- **Text shown**
Thursday, December 17, 2015

Remove Duplicate Letters [LeetCode]

Problem Description
Given a string which contains only lowercase letters, remove duplicate letters so that every letter appear once and only once. You must make sure your result is the smallest in lexicographical order among all possible results.
Example:
Given "bcabc"
Return "abc"
Given "cbacdcbc"
Return "acdb"
Credits:
Special thanks to @dietpepsi for adding this problem and creating all test cases.
Solutions
In my personal opinion, this problem is kinda interesting.

I. Simple Solution - O(kN) 
(Where k is the total number of distinct characters, N is length of the original string)

My first question after reading the problem description is that: What is the first character of the possible result? Can I determine it?

Yes, we can determine by an observation. If we call totalChars is the total number of distinct characters in the string. Then the required result must have a length of totalChars.  

Furthermore, its first character must be the smallest among all possible candidates. So what is a possible candidate? We easily see that a character is able to be the first character in a possible result string must have (totalChars - 1) distinct characters staying behind it in the original string.

For example, given s="bcabc", there are possible results "bca", "cab", "abc". We see that b=s[0] has 2 = totalChars-1 distinct characters behind it "a", "c". Similarly with c=s[1] and a=s[2]. Among these 3 possible candidates,  a=s[2] is the smallest. If there are 2 possible candidates with the same character, we just pick the one with smaller position.

Now after getting the first character of the result, what we do next? We can eliminate that character from the original string (by marking it as assigned). Then we repeat the process for the rest of characters!

Below is the java code.
public class Solution {

    public int ASSIGNED = -1;
    public int UNTOUCHED = 0;
    public int TOUCHED = 1;
    public char LARGE_CHAR = (char) 127;
    public String removeDuplicateLetters(String s){
        int n = s.length();
        if(n == 0) return s;
        
        //We use 128 is to avoid substraction
        //if we use 26, we have to substract 'a' from a char
        int[] status = new int[128];
        
        char c, smallestChar;
        int totalChars = 0;
        
        for(int i=0; i<n; i++){
            c = s.charAt(i);
            if(status[c] == UNTOUCHED) totalChars++;
            status[c] = TOUCHED;
        }
        
        StringBuilder bd = new StringBuilder();
        int tt = -1; //temp variable
        int last = -1; //last position of char that was assigned
        
        for(int i=totalChars; i>0; i--){
            smallestChar = LARGE_CHAR;
            totalChars = 0;
            
            //reset the status array
            for(int j='a'; j<='z'; j++)

- **Stored rows**
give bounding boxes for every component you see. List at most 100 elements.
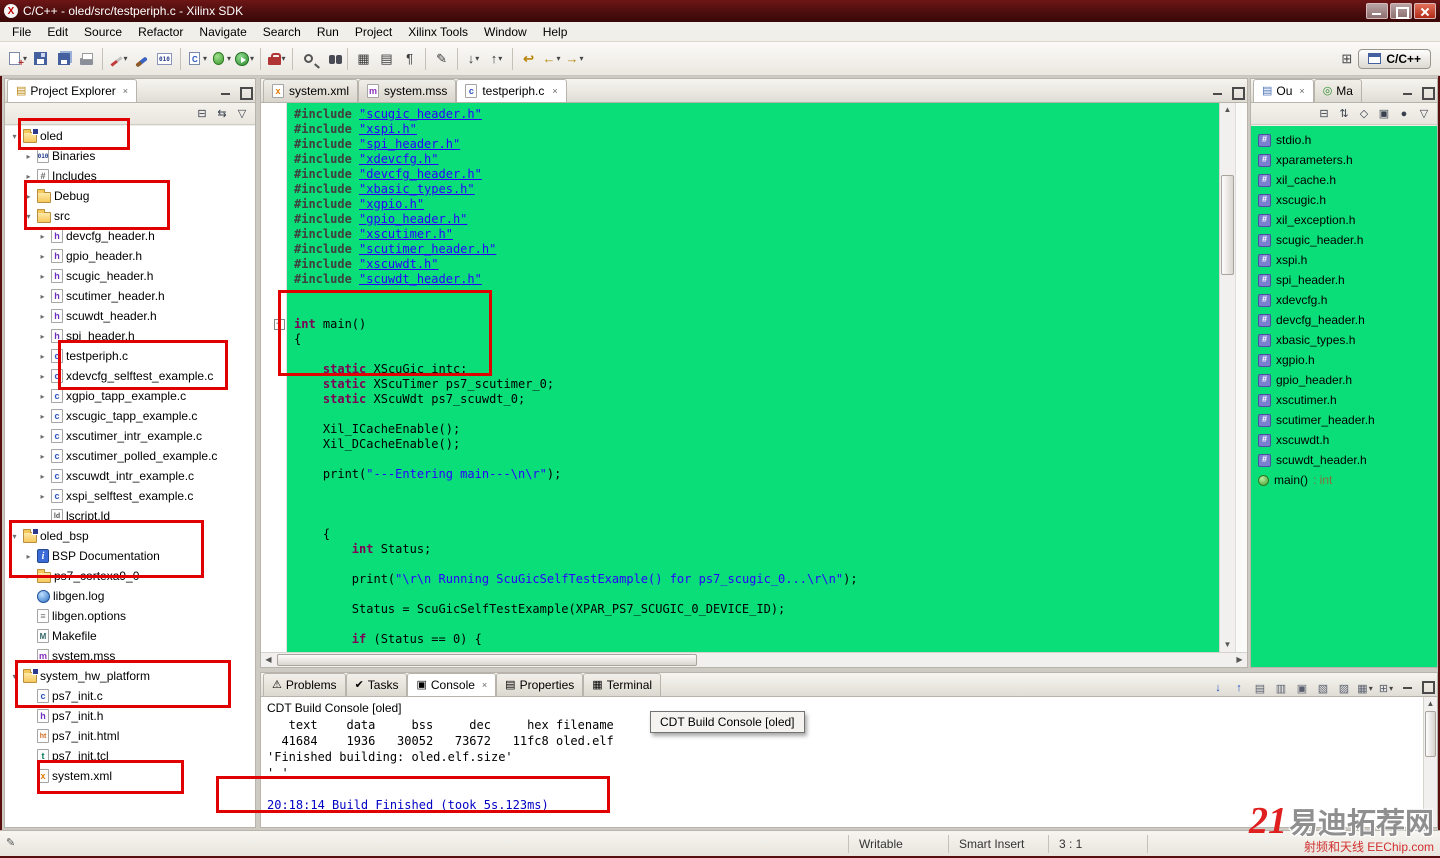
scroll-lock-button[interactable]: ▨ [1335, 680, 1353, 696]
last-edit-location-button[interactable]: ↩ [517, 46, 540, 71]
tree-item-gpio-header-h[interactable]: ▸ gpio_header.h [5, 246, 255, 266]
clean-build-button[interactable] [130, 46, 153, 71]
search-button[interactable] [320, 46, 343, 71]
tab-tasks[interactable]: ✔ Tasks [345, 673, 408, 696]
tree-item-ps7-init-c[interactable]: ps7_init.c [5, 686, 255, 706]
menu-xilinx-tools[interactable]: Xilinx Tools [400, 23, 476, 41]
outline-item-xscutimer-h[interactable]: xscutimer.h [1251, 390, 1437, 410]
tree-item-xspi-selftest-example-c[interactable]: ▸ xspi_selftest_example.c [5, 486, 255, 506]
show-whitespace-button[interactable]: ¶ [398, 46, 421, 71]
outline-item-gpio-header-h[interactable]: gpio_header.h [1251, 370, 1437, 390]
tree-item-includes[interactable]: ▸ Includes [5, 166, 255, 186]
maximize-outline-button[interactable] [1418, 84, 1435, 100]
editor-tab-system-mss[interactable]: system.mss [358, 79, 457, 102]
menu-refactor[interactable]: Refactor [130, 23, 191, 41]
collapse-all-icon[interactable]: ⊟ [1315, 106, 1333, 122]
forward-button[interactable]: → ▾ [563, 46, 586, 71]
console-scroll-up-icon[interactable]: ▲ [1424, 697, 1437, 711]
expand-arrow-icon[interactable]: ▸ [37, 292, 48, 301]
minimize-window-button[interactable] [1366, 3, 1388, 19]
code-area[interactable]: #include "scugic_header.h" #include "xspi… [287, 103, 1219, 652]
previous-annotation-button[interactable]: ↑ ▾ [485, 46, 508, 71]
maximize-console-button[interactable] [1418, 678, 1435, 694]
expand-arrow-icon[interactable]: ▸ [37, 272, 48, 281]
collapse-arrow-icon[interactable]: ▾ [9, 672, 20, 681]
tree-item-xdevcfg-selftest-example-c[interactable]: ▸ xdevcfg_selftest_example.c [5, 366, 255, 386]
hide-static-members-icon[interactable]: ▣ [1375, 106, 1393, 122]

- **What needs to be done**
In the LeetCode post, list every public field declared at the top of the Solution class, before the removeDuplicateLetters method, with the value each one is given. The rows have nothing to do with the LeetCode post.

- **Task output**
- ASSIGNED = -1
- UNTOUCHED = 0
- TOUCHED = 1
- LARGE_CHAR = (char) 127